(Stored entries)
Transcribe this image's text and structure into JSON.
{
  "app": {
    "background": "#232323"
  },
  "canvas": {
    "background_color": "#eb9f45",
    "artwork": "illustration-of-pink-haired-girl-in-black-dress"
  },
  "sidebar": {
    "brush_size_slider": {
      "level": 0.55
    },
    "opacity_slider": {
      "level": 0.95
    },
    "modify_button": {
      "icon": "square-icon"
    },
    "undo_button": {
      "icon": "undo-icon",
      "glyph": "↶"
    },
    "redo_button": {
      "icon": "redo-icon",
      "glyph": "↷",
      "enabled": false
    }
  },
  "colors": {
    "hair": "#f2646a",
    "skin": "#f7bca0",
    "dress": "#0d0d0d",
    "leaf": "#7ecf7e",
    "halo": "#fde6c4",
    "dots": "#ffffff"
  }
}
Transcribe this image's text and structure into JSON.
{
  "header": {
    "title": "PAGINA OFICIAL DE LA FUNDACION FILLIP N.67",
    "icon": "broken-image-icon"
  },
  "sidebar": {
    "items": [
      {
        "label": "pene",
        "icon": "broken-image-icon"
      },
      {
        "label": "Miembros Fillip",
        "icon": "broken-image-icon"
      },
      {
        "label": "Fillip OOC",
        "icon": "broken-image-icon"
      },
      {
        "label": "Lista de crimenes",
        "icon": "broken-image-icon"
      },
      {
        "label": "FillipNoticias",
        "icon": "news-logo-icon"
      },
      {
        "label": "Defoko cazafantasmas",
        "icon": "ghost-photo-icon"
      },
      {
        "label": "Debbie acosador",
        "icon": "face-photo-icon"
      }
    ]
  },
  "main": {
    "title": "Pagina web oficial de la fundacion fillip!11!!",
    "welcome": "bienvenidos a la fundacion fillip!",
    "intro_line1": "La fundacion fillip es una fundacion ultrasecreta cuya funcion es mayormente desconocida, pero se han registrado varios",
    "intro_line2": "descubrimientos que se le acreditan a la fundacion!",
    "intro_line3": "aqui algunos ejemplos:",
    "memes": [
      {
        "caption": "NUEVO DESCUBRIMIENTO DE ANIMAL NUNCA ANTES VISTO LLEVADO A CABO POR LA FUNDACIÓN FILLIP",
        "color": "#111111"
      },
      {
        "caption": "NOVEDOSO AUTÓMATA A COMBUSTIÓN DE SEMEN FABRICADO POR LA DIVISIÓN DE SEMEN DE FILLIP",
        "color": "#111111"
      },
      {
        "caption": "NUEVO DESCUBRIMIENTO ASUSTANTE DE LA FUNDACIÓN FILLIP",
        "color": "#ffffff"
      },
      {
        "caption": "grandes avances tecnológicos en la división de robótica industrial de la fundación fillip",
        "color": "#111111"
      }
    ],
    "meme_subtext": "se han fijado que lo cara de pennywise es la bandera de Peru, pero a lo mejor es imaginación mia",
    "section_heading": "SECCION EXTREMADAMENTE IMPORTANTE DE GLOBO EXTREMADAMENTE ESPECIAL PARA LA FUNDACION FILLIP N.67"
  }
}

**Task objective**. Write out all of the records above exactly as they appear.

**Exercise solution**.
Transcribe this image's text and structure into JSON.
{
  "app": {
    "background": "#232323"
  },
  "canvas": {
    "background_color": "#eb9f45",
    "artwork": "illustration-of-pink-haired-girl-in-black-dress"
  },
  "sidebar": {
    "brush_size_slider": {
      "level": 0.55
    },
    "opacity_slider": {
      "level": 0.95
    },
    "modify_button": {
      "icon": "square-icon"
    },
    "undo_button": {
      "icon": "undo-icon",
      "glyph": "↶"
    },
    "redo_button": {
      "icon": "redo-icon",
      "glyph": "↷",
      "enabled": false
    }
  },
  "colors": {
    "hair": "#f2646a",
    "skin": "#f7bca0",
    "dress": "#0d0d0d",
    "leaf": "#7ecf7e",
    "halo": "#fde6c4",
    "dots": "#ffffff"
  }
}
Transcribe this image's text and structure into JSON.
{
  "header": {
    "title": "PAGINA OFICIAL DE LA FUNDACION FILLIP N.67",
    "icon": "broken-image-icon"
  },
  "sidebar": {
    "items": [
      {
        "label": "pene",
        "icon": "broken-image-icon"
      },
      {
        "label": "Miembros Fillip",
        "icon": "broken-image-icon"
      },
      {
        "label": "Fillip OOC",
        "icon": "broken-image-icon"
      },
      {
        "label": "Lista de crimenes",
        "icon": "broken-image-icon"
      },
      {
        "label": "FillipNoticias",
        "icon": "news-logo-icon"
      },
      {
        "label": "Defoko cazafantasmas",
        "icon": "ghost-photo-icon"
      },
      {
        "label": "Debbie acosador",
        "icon": "face-photo-icon"
      }
    ]
  },
  "main": {
    "title": "Pagina web oficial de la fundacion fillip!11!!",
    "welcome": "bienvenidos a la fundacion fillip!",
    "intro_line1": "La fundacion fillip es una fundacion ultrasecreta cuya funcion es mayormente desconocida, pero se han registrado varios",
    "intro_line2": "descubrimientos que se le acreditan a la fundacion!",
    "intro_line3": "aqui algunos ejemplos:",
    "memes": [
      {
        "caption": "NUEVO DESCUBRIMIENTO DE ANIMAL NUNCA ANTES VISTO LLEVADO A CABO POR LA FUNDACIÓN FILLIP",
        "color": "#111111"
      },
      {
        "caption": "NOVEDOSO AUTÓMATA A COMBUSTIÓN DE SEMEN FABRICADO POR LA DIVISIÓN DE SEMEN DE FILLIP",
        "color": "#111111"
      },
      {
        "caption": "NUEVO DESCUBRIMIENTO ASUSTANTE DE LA FUNDACIÓN FILLIP",
        "color": "#ffffff"
      },
      {
        "caption": "grandes avances tecnológicos en la división de robótica industrial de la fundación fillip",
        "color": "#111111"
      }
    ],
    "meme_subtext": "se han fijado que lo cara de pennywise es la bandera de Peru, pero a lo mejor es imaginación mia",
    "section_heading": "SECCION EXTREMADAMENTE IMPORTANTE DE GLOBO EXTREMADAMENTE ESPECIAL PARA LA FUNDACION FILLIP N.67"
  }
}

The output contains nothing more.